* PROBLEM REQUIREMENTS *
Find and return each line containing "image".

[Saved entries]
-.-.-
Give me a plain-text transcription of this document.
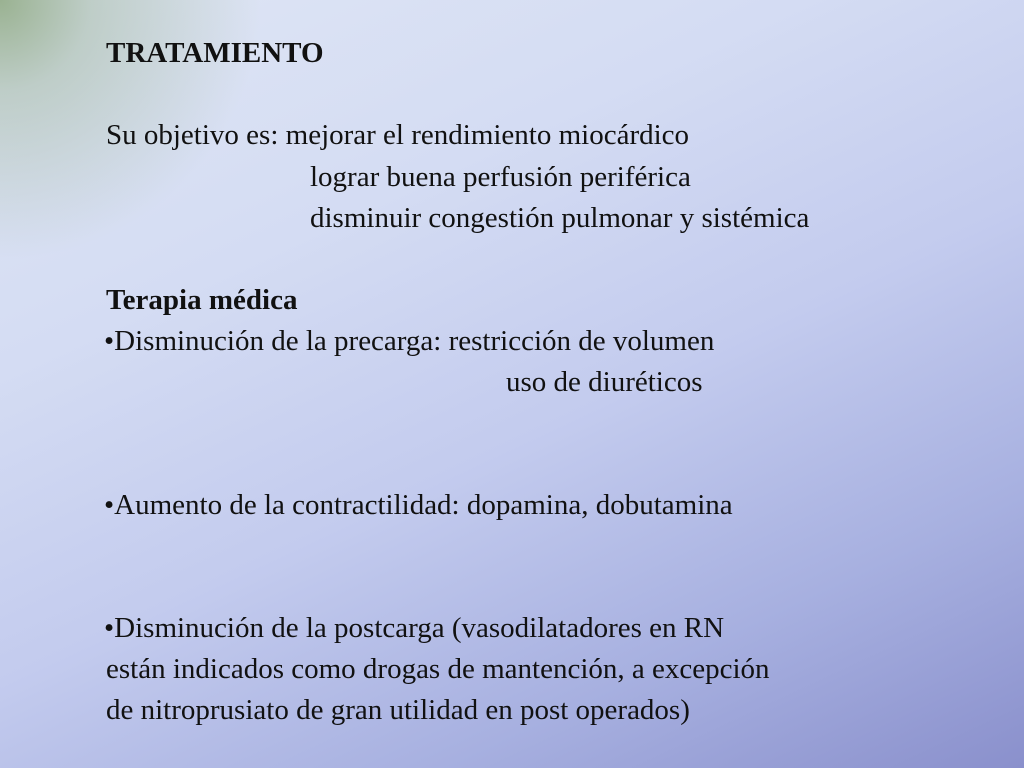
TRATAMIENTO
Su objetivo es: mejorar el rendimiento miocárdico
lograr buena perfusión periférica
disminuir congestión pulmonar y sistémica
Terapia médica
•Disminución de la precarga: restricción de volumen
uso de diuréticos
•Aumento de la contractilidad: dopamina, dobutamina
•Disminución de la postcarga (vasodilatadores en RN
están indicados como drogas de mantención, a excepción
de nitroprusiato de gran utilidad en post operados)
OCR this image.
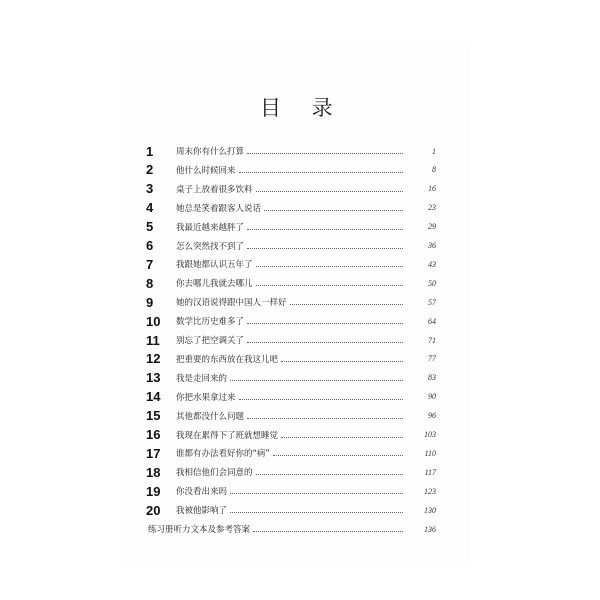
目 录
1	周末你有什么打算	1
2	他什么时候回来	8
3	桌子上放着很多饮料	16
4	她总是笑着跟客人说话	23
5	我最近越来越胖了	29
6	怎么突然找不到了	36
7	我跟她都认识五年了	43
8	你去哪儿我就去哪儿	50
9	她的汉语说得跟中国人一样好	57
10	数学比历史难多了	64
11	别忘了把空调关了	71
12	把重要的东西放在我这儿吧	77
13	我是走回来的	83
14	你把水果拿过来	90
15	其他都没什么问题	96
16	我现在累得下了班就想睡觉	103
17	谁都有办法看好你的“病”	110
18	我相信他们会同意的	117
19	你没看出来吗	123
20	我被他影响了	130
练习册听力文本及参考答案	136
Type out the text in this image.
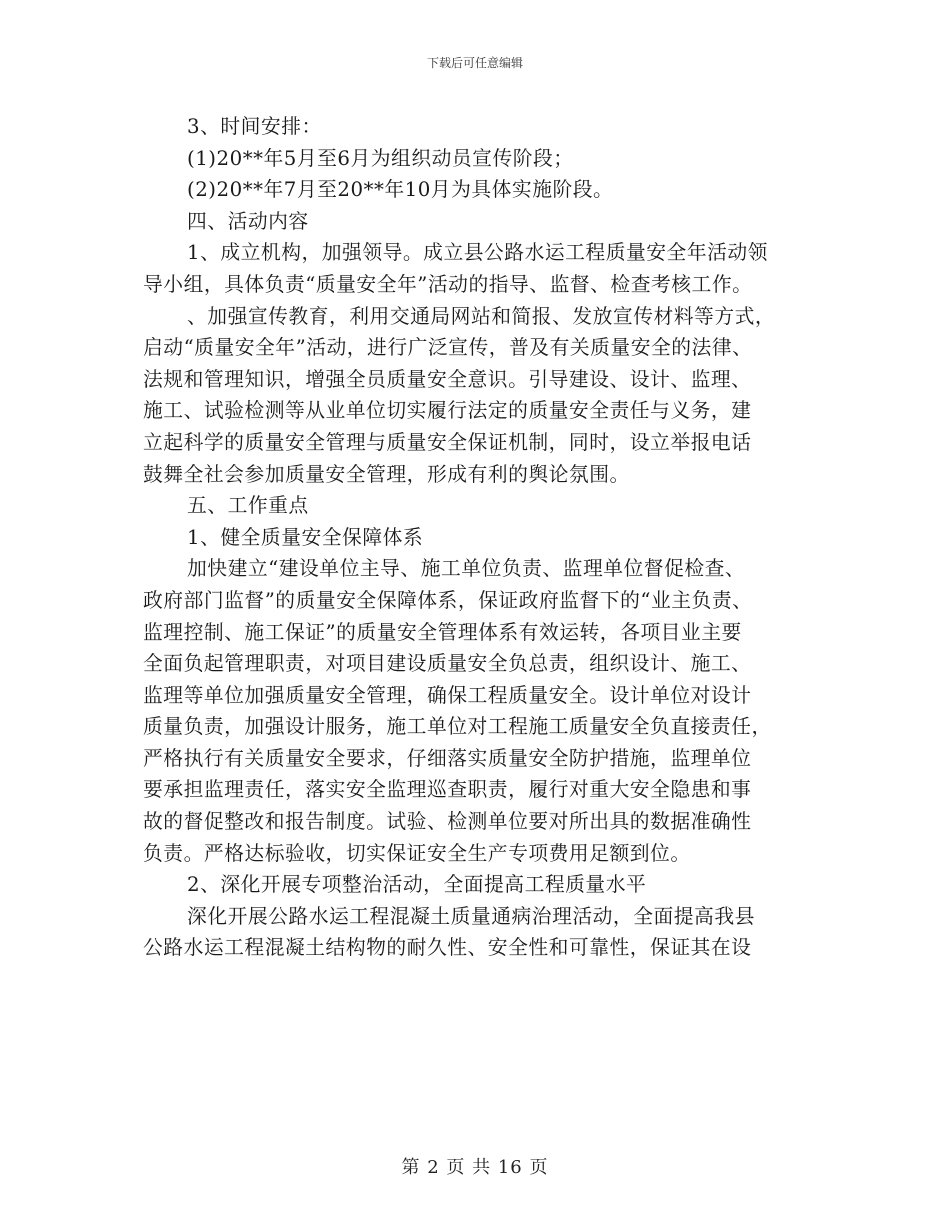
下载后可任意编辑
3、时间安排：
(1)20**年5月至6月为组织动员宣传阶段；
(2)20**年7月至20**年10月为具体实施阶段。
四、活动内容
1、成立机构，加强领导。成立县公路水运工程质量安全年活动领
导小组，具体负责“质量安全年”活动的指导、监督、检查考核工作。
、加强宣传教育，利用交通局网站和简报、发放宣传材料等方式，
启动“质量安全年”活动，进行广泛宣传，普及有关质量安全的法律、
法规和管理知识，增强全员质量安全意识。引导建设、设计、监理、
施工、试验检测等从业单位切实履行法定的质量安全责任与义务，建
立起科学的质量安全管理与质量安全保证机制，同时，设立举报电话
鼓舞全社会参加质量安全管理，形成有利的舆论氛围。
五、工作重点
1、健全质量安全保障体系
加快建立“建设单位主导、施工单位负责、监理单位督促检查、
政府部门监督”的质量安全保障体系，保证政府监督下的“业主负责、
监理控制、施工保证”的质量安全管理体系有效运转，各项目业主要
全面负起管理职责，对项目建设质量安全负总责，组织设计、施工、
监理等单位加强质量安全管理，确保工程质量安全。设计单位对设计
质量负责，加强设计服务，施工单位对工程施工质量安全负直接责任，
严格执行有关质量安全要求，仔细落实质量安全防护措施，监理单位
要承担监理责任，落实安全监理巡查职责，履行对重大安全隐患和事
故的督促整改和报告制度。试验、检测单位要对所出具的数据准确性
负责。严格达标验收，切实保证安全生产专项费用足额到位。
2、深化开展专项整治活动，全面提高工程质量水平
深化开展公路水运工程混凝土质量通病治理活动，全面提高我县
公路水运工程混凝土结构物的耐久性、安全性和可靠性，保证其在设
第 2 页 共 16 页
-.-.-
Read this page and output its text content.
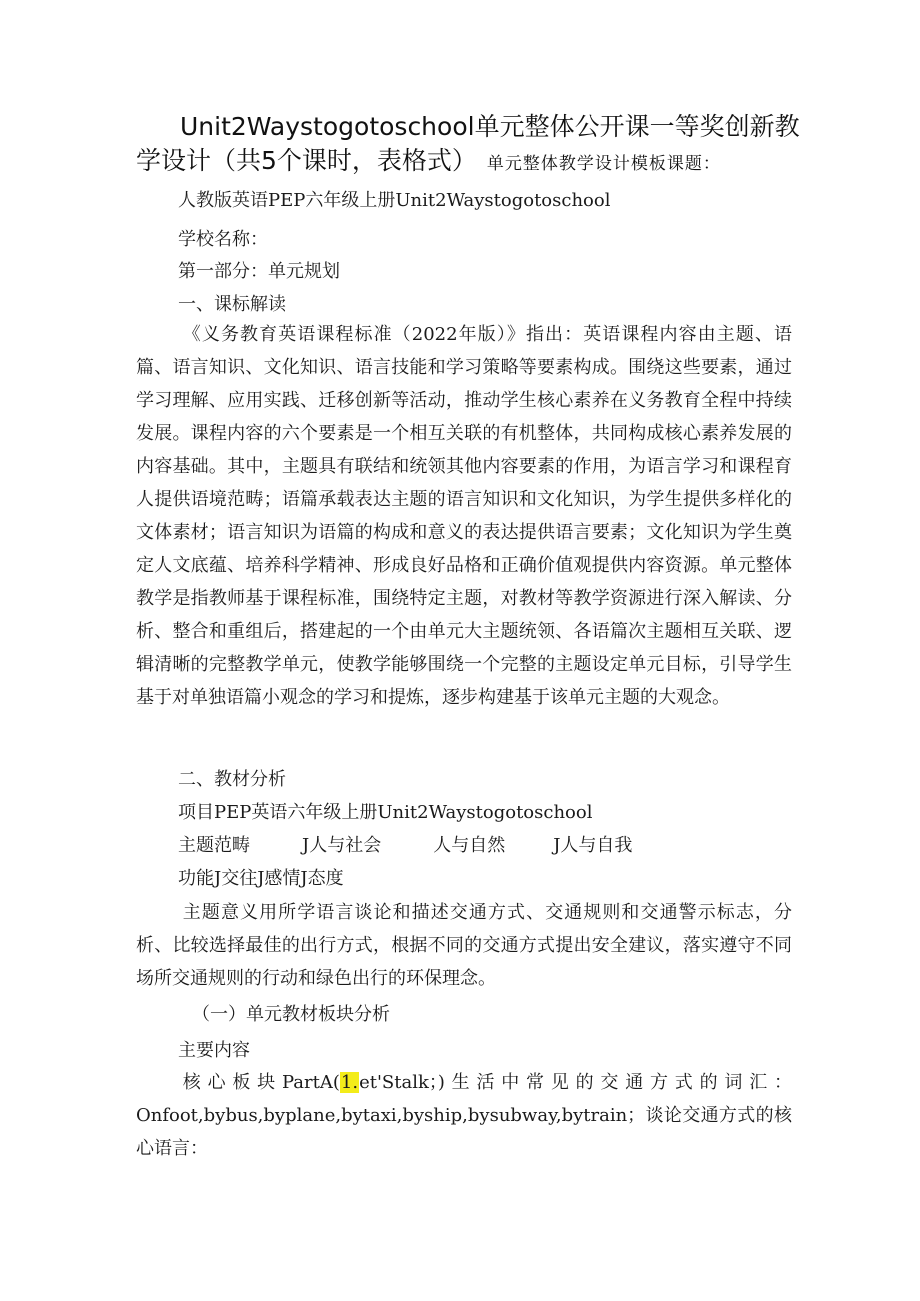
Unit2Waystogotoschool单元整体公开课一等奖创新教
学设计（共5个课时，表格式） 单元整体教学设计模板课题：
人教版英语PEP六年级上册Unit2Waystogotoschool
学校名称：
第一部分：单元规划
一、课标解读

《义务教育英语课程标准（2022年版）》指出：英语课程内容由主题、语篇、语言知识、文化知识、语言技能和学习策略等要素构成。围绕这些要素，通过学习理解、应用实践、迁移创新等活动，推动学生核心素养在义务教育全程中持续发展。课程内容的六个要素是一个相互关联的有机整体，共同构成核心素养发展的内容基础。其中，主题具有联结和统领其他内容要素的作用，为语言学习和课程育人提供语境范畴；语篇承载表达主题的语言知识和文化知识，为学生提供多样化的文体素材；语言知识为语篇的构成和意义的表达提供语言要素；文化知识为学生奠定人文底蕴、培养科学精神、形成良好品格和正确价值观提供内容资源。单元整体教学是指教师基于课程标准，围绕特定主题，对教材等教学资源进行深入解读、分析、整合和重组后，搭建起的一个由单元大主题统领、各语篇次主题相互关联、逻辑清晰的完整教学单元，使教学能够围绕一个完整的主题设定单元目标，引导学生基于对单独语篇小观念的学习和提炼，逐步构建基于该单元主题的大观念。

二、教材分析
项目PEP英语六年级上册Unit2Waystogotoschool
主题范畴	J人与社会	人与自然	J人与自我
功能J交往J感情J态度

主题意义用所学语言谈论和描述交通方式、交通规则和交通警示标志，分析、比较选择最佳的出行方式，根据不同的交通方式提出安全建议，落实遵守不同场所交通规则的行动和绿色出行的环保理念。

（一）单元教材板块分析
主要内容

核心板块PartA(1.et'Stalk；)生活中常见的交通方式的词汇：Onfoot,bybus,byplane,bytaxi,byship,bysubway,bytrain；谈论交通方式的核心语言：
-.-.-
* SOLUTION FOR THIS TASK *
OCR this image.
Type out the text in this image.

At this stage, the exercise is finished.